+++ INPUT FOR THIS TASK +++
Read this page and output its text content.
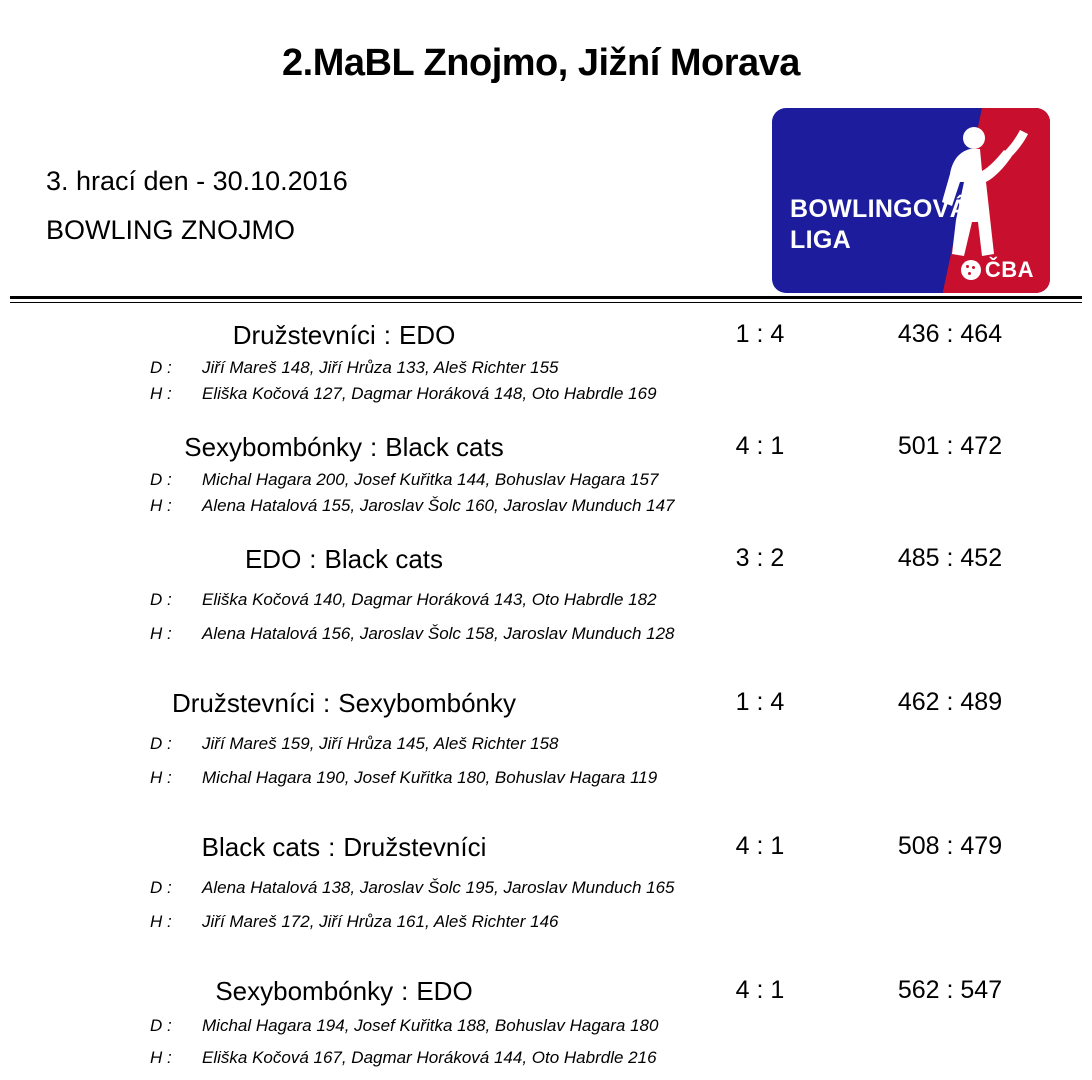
2.MaBL Znojmo, Jižní Morava
3. hrací den - 30.10.2016
BOWLING ZNOJMO
BOWLINGOVÁ
LIGA
ČBA
Družstevníci : EDO	1 : 4	436 : 464
D :	Jiří Mareš 148, Jiří Hrůza 133, Aleš Richter 155
H :	Eliška Kočová 127, Dagmar Horáková 148, Oto Habrdle 169
Sexybombónky : Black cats	4 : 1	501 : 472
D :	Michal Hagara 200, Josef Kuřitka 144, Bohuslav Hagara 157
H :	Alena Hatalová 155, Jaroslav Šolc 160, Jaroslav Munduch 147
EDO : Black cats	3 : 2	485 : 452
D :	Eliška Kočová 140, Dagmar Horáková 143, Oto Habrdle 182
H :	Alena Hatalová 156, Jaroslav Šolc 158, Jaroslav Munduch 128
Družstevníci : Sexybombónky	1 : 4	462 : 489
D :	Jiří Mareš 159, Jiří Hrůza 145, Aleš Richter 158
H :	Michal Hagara 190, Josef Kuřitka 180, Bohuslav Hagara 119
Black cats : Družstevníci	4 : 1	508 : 479
D :	Alena Hatalová 138, Jaroslav Šolc 195, Jaroslav Munduch 165
H :	Jiří Mareš 172, Jiří Hrůza 161, Aleš Richter 146
Sexybombónky : EDO	4 : 1	562 : 547
D :	Michal Hagara 194, Josef Kuřitka 188, Bohuslav Hagara 180
H :	Eliška Kočová 167, Dagmar Horáková 144, Oto Habrdle 216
+++
INSTRUCTIONS FOR THE TASK: Pull out every line of the records that includes the string "Mareš".

ANSWER TO THE PROBLEM:
D :	Jiří Mareš 148, Jiří Hrůza 133, Aleš Richter 155
D :	Jiří Mareš 159, Jiří Hrůza 145, Aleš Richter 158
H :	Jiří Mareš 172, Jiří Hrůza 161, Aleš Richter 146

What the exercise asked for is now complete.